Your task:
Copy out all lines with the word "двух" in them.
── Extracted information
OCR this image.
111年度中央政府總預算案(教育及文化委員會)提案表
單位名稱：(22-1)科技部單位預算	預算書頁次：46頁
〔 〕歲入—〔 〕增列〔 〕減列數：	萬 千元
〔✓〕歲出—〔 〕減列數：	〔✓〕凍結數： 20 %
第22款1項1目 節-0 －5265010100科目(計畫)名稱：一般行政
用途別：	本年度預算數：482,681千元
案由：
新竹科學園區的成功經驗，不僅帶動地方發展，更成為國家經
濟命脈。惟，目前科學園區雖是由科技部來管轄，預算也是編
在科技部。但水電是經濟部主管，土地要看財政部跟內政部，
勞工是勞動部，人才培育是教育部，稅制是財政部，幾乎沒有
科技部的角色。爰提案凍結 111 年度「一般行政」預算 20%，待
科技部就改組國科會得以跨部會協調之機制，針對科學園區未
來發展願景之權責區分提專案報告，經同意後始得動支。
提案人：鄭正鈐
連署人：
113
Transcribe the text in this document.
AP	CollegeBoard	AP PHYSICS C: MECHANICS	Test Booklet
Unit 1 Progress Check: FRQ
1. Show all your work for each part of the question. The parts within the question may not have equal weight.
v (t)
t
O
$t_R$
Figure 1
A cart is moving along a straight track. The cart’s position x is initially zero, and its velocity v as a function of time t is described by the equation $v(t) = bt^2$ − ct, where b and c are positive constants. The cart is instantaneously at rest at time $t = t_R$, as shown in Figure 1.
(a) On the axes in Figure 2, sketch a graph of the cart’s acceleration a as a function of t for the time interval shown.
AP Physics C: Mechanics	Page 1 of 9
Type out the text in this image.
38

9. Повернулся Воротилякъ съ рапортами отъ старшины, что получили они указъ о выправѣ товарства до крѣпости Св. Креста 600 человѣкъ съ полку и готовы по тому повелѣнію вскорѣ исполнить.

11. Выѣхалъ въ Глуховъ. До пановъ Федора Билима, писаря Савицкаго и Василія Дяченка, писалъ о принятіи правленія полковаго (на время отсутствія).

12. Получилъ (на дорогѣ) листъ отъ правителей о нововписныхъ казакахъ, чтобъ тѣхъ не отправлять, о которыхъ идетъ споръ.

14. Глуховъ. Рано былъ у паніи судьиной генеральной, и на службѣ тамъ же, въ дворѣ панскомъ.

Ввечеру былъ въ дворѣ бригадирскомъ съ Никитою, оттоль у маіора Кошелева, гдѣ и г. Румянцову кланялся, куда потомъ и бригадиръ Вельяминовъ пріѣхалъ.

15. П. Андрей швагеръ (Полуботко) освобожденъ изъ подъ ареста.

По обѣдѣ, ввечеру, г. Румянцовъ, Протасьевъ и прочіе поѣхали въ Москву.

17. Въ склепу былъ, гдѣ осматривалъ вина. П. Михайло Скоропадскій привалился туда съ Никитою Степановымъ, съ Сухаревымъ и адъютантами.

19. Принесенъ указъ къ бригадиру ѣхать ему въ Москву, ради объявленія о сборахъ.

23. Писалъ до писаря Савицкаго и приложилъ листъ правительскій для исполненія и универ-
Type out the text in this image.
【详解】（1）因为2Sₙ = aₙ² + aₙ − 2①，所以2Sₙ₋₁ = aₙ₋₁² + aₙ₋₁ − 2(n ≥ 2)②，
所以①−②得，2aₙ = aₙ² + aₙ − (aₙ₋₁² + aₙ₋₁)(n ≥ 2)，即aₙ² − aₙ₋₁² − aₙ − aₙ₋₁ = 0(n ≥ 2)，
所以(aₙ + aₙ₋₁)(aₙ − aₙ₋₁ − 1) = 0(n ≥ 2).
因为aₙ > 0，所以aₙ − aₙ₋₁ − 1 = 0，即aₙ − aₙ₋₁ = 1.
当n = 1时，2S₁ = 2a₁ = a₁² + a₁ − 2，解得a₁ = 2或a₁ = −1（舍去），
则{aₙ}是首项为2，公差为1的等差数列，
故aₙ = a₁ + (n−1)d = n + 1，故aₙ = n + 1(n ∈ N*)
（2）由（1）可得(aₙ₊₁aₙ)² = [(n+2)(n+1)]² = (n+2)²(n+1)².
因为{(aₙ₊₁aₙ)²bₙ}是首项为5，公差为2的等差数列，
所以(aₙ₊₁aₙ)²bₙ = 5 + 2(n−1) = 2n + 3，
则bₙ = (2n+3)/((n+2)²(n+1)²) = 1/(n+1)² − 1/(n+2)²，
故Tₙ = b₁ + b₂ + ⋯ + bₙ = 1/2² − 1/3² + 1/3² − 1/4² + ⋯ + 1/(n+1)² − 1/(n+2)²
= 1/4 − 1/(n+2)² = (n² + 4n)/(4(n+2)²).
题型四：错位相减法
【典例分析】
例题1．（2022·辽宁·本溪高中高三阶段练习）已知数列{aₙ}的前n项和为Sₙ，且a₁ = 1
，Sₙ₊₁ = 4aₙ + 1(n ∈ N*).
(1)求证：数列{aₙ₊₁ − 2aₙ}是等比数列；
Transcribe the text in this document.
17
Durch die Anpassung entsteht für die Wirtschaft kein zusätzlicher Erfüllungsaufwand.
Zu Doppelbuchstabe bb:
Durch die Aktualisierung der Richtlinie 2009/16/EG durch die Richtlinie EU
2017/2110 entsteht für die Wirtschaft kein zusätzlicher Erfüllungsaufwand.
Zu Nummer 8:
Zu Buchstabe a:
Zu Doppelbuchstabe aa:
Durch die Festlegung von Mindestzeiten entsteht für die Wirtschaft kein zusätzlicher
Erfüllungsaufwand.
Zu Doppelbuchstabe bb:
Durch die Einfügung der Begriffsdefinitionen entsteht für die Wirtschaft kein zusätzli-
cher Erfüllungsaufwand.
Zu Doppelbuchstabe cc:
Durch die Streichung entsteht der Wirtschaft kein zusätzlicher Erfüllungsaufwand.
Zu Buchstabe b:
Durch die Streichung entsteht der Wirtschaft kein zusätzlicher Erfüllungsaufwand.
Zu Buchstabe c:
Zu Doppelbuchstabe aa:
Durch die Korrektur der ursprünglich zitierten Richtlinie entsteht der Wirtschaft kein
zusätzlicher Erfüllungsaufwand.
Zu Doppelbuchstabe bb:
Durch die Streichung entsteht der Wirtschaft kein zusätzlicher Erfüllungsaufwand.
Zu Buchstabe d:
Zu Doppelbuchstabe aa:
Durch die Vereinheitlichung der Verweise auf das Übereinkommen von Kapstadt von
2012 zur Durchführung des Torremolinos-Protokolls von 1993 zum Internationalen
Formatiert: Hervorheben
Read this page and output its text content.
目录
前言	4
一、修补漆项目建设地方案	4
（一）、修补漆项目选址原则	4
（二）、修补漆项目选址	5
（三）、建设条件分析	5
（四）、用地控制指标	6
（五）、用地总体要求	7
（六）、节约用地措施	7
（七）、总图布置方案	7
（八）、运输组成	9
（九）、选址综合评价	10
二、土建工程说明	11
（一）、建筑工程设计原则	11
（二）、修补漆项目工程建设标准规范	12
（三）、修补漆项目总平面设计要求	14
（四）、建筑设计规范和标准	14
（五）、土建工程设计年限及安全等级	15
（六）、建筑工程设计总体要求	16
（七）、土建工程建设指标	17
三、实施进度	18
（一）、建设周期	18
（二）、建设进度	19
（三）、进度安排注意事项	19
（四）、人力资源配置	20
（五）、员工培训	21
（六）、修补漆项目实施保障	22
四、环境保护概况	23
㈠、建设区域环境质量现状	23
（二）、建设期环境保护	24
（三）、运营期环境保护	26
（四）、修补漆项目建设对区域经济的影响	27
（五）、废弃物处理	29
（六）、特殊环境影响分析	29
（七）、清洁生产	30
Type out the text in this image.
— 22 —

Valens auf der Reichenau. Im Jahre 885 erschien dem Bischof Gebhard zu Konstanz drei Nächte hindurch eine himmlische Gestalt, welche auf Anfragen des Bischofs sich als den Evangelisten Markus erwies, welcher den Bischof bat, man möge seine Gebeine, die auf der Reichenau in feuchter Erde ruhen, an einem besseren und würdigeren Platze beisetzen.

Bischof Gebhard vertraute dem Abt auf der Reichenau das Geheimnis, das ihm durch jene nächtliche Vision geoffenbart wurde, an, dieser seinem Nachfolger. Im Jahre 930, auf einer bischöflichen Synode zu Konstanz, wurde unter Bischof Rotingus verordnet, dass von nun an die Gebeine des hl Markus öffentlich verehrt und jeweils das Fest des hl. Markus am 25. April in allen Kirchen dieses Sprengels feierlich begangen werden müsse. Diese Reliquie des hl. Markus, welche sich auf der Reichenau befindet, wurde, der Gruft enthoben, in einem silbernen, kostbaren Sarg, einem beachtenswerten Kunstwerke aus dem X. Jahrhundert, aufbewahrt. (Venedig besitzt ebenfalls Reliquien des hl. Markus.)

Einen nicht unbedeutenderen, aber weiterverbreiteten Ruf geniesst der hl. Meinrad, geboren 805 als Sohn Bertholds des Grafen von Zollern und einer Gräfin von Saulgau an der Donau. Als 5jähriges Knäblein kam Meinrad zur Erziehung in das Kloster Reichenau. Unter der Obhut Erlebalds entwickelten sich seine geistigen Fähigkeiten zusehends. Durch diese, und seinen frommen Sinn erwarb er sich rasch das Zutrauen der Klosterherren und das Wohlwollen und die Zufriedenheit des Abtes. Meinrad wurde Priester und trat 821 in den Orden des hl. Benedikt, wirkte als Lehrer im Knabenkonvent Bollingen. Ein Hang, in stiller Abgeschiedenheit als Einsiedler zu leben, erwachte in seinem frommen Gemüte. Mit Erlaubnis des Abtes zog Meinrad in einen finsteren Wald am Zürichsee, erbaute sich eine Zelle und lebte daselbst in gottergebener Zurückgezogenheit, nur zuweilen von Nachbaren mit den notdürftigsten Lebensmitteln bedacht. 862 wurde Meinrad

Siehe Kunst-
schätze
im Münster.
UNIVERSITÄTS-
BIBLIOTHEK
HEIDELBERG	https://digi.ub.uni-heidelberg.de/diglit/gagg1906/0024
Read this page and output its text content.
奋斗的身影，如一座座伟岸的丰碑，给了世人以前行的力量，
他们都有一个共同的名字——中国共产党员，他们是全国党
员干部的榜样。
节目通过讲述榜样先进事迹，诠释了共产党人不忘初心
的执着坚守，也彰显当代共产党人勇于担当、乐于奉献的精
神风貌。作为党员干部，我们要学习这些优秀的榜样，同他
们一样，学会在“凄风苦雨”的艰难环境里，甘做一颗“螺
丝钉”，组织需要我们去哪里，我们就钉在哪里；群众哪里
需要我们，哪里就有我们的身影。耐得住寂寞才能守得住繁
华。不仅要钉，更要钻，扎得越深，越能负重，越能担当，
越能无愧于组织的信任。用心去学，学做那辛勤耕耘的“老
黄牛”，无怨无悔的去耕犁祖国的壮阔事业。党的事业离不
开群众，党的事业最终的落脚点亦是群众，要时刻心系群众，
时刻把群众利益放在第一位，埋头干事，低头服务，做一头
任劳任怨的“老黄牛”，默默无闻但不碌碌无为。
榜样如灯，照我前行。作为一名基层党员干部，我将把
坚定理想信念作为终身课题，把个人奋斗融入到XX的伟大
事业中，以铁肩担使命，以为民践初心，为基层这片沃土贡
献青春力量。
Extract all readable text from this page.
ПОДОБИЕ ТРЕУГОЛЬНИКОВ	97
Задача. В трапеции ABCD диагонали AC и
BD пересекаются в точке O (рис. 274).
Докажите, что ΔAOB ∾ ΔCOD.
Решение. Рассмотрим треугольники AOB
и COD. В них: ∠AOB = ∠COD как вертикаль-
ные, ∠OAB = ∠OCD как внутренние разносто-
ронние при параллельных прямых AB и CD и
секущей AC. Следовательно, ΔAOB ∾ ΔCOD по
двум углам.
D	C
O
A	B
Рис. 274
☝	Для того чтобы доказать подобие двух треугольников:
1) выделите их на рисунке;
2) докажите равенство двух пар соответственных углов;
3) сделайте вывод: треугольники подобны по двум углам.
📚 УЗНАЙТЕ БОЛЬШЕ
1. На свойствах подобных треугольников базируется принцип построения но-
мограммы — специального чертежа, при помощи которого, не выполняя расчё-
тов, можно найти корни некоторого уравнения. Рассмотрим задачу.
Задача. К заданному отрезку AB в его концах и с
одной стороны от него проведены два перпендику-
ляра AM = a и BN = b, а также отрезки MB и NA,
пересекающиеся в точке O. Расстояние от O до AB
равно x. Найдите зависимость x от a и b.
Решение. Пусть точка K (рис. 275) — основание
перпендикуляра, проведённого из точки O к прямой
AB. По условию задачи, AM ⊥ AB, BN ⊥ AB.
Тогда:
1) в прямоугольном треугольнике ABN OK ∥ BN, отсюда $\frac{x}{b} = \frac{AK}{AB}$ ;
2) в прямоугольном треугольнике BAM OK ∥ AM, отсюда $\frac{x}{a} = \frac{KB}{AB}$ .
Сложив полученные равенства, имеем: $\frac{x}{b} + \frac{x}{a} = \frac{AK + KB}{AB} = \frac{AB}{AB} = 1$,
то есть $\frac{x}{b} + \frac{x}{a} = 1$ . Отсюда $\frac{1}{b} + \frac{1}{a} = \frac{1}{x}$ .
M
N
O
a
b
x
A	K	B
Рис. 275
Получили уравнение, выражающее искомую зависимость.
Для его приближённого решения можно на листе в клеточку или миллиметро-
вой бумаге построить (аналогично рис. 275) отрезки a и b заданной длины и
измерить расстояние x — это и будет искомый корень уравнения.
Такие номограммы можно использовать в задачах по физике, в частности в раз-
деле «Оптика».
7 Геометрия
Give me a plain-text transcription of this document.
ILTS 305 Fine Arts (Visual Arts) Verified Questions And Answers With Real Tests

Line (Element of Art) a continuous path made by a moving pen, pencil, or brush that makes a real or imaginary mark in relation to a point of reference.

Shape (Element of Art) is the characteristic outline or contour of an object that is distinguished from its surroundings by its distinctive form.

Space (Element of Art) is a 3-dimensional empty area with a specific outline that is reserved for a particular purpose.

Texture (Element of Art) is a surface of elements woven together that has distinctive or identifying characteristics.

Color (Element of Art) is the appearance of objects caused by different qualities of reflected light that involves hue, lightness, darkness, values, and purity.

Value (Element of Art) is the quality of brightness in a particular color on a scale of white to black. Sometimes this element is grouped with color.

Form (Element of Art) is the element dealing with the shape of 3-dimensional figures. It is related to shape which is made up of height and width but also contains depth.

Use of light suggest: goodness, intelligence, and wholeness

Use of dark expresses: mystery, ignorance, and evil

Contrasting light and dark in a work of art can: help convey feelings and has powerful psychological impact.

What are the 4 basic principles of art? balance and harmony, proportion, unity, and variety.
────
Written solution:
☝	Для того чтобы доказать подобие двух треугольников:
2) докажите равенство двух пар соответственных углов;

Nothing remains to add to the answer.